— begin DATA RECORDS —

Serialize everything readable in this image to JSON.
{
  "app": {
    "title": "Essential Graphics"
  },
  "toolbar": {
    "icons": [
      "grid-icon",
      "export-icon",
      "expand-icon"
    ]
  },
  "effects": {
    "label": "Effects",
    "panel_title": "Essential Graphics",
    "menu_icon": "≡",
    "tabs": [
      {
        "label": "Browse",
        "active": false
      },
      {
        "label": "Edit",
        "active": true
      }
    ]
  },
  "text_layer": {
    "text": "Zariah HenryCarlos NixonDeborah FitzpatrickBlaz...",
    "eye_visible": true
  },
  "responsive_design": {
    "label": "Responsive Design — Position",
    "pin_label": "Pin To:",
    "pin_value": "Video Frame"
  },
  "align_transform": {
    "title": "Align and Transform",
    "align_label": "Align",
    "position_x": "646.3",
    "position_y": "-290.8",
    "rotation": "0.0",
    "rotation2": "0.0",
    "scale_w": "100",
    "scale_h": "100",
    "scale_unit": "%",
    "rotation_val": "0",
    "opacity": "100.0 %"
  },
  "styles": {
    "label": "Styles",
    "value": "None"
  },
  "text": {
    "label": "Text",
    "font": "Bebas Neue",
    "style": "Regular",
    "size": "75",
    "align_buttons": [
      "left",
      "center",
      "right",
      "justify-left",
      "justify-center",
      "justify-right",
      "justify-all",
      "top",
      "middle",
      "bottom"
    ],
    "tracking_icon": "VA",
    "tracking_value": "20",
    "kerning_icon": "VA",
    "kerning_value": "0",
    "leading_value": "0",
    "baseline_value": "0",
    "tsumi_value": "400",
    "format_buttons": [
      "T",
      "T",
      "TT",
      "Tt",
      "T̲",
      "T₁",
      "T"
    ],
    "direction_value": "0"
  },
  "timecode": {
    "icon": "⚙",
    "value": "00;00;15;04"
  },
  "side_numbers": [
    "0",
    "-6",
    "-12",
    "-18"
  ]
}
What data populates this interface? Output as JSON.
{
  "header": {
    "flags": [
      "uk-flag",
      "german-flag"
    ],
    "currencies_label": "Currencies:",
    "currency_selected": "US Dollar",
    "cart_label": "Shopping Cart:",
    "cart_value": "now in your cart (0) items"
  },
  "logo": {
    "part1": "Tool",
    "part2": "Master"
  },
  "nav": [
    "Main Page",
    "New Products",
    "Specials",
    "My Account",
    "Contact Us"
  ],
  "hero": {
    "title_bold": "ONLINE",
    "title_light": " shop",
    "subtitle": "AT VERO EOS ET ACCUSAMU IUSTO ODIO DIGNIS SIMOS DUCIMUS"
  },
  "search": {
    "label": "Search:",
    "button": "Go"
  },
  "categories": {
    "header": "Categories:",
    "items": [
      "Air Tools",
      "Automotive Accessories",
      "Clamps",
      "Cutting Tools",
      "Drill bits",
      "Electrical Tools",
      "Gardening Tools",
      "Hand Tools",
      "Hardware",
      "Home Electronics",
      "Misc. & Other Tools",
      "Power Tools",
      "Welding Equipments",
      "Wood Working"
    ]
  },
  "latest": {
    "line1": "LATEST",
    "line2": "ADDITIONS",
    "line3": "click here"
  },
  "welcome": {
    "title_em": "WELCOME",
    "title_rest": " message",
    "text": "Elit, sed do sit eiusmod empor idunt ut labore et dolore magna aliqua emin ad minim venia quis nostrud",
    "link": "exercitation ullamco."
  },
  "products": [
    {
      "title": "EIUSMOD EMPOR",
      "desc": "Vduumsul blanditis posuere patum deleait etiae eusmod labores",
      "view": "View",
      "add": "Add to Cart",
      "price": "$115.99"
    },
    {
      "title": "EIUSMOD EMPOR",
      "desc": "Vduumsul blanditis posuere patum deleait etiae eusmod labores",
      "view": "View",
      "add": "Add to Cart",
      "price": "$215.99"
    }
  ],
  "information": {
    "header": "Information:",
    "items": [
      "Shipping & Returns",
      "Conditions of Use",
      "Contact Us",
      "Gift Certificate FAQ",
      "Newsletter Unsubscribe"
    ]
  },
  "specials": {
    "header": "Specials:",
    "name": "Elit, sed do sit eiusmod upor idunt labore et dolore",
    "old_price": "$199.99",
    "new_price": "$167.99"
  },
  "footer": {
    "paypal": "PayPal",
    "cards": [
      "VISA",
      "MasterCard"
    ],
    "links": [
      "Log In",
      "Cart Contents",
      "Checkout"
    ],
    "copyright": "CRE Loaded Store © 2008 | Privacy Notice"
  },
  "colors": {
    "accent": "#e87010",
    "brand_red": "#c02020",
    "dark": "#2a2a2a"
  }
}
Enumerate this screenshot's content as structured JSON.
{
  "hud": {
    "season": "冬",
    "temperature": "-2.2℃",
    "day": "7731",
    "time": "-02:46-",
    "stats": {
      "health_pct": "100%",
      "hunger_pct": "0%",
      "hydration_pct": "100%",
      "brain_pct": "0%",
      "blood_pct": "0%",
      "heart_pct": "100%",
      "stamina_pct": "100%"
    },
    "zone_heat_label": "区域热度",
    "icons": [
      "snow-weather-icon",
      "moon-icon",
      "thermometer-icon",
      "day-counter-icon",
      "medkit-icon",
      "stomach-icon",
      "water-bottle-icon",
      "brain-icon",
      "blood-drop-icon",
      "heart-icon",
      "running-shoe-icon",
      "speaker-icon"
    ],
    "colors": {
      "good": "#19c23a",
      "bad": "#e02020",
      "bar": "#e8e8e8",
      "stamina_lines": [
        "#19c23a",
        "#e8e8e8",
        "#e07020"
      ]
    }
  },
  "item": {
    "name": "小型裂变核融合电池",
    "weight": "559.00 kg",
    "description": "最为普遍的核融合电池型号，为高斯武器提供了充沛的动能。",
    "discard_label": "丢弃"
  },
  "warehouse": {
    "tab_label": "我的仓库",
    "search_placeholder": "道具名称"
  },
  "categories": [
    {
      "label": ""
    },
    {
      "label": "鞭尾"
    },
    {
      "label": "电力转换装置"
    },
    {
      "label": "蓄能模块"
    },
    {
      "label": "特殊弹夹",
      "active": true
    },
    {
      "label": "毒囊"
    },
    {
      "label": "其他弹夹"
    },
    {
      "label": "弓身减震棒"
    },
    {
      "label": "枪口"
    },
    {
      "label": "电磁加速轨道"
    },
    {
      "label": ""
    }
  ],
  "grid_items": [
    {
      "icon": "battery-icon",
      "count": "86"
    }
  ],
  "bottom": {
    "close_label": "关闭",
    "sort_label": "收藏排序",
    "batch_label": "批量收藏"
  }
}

— end DATA RECORDS —

● **EXERCISE INSTRUCTIONS**:
Copy the entries above exactly, leaving none out.

● **EXERCISE RESPONSE**:
Serialize everything readable in this image to JSON.
{
  "app": {
    "title": "Essential Graphics"
  },
  "toolbar": {
    "icons": [
      "grid-icon",
      "export-icon",
      "expand-icon"
    ]
  },
  "effects": {
    "label": "Effects",
    "panel_title": "Essential Graphics",
    "menu_icon": "≡",
    "tabs": [
      {
        "label": "Browse",
        "active": false
      },
      {
        "label": "Edit",
        "active": true
      }
    ]
  },
  "text_layer": {
    "text": "Zariah HenryCarlos NixonDeborah FitzpatrickBlaz...",
    "eye_visible": true
  },
  "responsive_design": {
    "label": "Responsive Design — Position",
    "pin_label": "Pin To:",
    "pin_value": "Video Frame"
  },
  "align_transform": {
    "title": "Align and Transform",
    "align_label": "Align",
    "position_x": "646.3",
    "position_y": "-290.8",
    "rotation": "0.0",
    "rotation2": "0.0",
    "scale_w": "100",
    "scale_h": "100",
    "scale_unit": "%",
    "rotation_val": "0",
    "opacity": "100.0 %"
  },
  "styles": {
    "label": "Styles",
    "value": "None"
  },
  "text": {
    "label": "Text",
    "font": "Bebas Neue",
    "style": "Regular",
    "size": "75",
    "align_buttons": [
      "left",
      "center",
      "right",
      "justify-left",
      "justify-center",
      "justify-right",
      "justify-all",
      "top",
      "middle",
      "bottom"
    ],
    "tracking_icon": "VA",
    "tracking_value": "20",
    "kerning_icon": "VA",
    "kerning_value": "0",
    "leading_value": "0",
    "baseline_value": "0",
    "tsumi_value": "400",
    "format_buttons": [
      "T",
      "T",
      "TT",
      "Tt",
      "T̲",
      "T₁",
      "T"
    ],
    "direction_value": "0"
  },
  "timecode": {
    "icon": "⚙",
    "value": "00;00;15;04"
  },
  "side_numbers": [
    "0",
    "-6",
    "-12",
    "-18"
  ]
}
What data populates this interface? Output as JSON.
{
  "header": {
    "flags": [
      "uk-flag",
      "german-flag"
    ],
    "currencies_label": "Currencies:",
    "currency_selected": "US Dollar",
    "cart_label": "Shopping Cart:",
    "cart_value": "now in your cart (0) items"
  },
  "logo": {
    "part1": "Tool",
    "part2": "Master"
  },
  "nav": [
    "Main Page",
    "New Products",
    "Specials",
    "My Account",
    "Contact Us"
  ],
  "hero": {
    "title_bold": "ONLINE",
    "title_light": " shop",
    "subtitle": "AT VERO EOS ET ACCUSAMU IUSTO ODIO DIGNIS SIMOS DUCIMUS"
  },
  "search": {
    "label": "Search:",
    "button": "Go"
  },
  "categories": {
    "header": "Categories:",
    "items": [
      "Air Tools",
      "Automotive Accessories",
      "Clamps",
      "Cutting Tools",
      "Drill bits",
      "Electrical Tools",
      "Gardening Tools",
      "Hand Tools",
      "Hardware",
      "Home Electronics",
      "Misc. & Other Tools",
      "Power Tools",
      "Welding Equipments",
      "Wood Working"
    ]
  },
  "latest": {
    "line1": "LATEST",
    "line2": "ADDITIONS",
    "line3": "click here"
  },
  "welcome": {
    "title_em": "WELCOME",
    "title_rest": " message",
    "text": "Elit, sed do sit eiusmod empor idunt ut labore et dolore magna aliqua emin ad minim venia quis nostrud",
    "link": "exercitation ullamco."
  },
  "products": [
    {
      "title": "EIUSMOD EMPOR",
      "desc": "Vduumsul blanditis posuere patum deleait etiae eusmod labores",
      "view": "View",
      "add": "Add to Cart",
      "price": "$115.99"
    },
    {
      "title": "EIUSMOD EMPOR",
      "desc": "Vduumsul blanditis posuere patum deleait etiae eusmod labores",
      "view": "View",
      "add": "Add to Cart",
      "price": "$215.99"
    }
  ],
  "information": {
    "header": "Information:",
    "items": [
      "Shipping & Returns",
      "Conditions of Use",
      "Contact Us",
      "Gift Certificate FAQ",
      "Newsletter Unsubscribe"
    ]
  },
  "specials": {
    "header": "Specials:",
    "name": "Elit, sed do sit eiusmod upor idunt labore et dolore",
    "old_price": "$199.99",
    "new_price": "$167.99"
  },
  "footer": {
    "paypal": "PayPal",
    "cards": [
      "VISA",
      "MasterCard"
    ],
    "links": [
      "Log In",
      "Cart Contents",
      "Checkout"
    ],
    "copyright": "CRE Loaded Store © 2008 | Privacy Notice"
  },
  "colors": {
    "accent": "#e87010",
    "brand_red": "#c02020",
    "dark": "#2a2a2a"
  }
}
Enumerate this screenshot's content as structured JSON.
{
  "hud": {
    "season": "冬",
    "temperature": "-2.2℃",
    "day": "7731",
    "time": "-02:46-",
    "stats": {
      "health_pct": "100%",
      "hunger_pct": "0%",
      "hydration_pct": "100%",
      "brain_pct": "0%",
      "blood_pct": "0%",
      "heart_pct": "100%",
      "stamina_pct": "100%"
    },
    "zone_heat_label": "区域热度",
    "icons": [
      "snow-weather-icon",
      "moon-icon",
      "thermometer-icon",
      "day-counter-icon",
      "medkit-icon",
      "stomach-icon",
      "water-bottle-icon",
      "brain-icon",
      "blood-drop-icon",
      "heart-icon",
      "running-shoe-icon",
      "speaker-icon"
    ],
    "colors": {
      "good": "#19c23a",
      "bad": "#e02020",
      "bar": "#e8e8e8",
      "stamina_lines": [
        "#19c23a",
        "#e8e8e8",
        "#e07020"
      ]
    }
  },
  "item": {
    "name": "小型裂变核融合电池",
    "weight": "559.00 kg",
    "description": "最为普遍的核融合电池型号，为高斯武器提供了充沛的动能。",
    "discard_label": "丢弃"
  },
  "warehouse": {
    "tab_label": "我的仓库",
    "search_placeholder": "道具名称"
  },
  "categories": [
    {
      "label": ""
    },
    {
      "label": "鞭尾"
    },
    {
      "label": "电力转换装置"
    },
    {
      "label": "蓄能模块"
    },
    {
      "label": "特殊弹夹",
      "active": true
    },
    {
      "label": "毒囊"
    },
    {
      "label": "其他弹夹"
    },
    {
      "label": "弓身减震棒"
    },
    {
      "label": "枪口"
    },
    {
      "label": "电磁加速轨道"
    },
    {
      "label": ""
    }
  ],
  "grid_items": [
    {
      "icon": "battery-icon",
      "count": "86"
    }
  ],
  "bottom": {
    "close_label": "关闭",
    "sort_label": "收藏排序",
    "batch_label": "批量收藏"
  }
}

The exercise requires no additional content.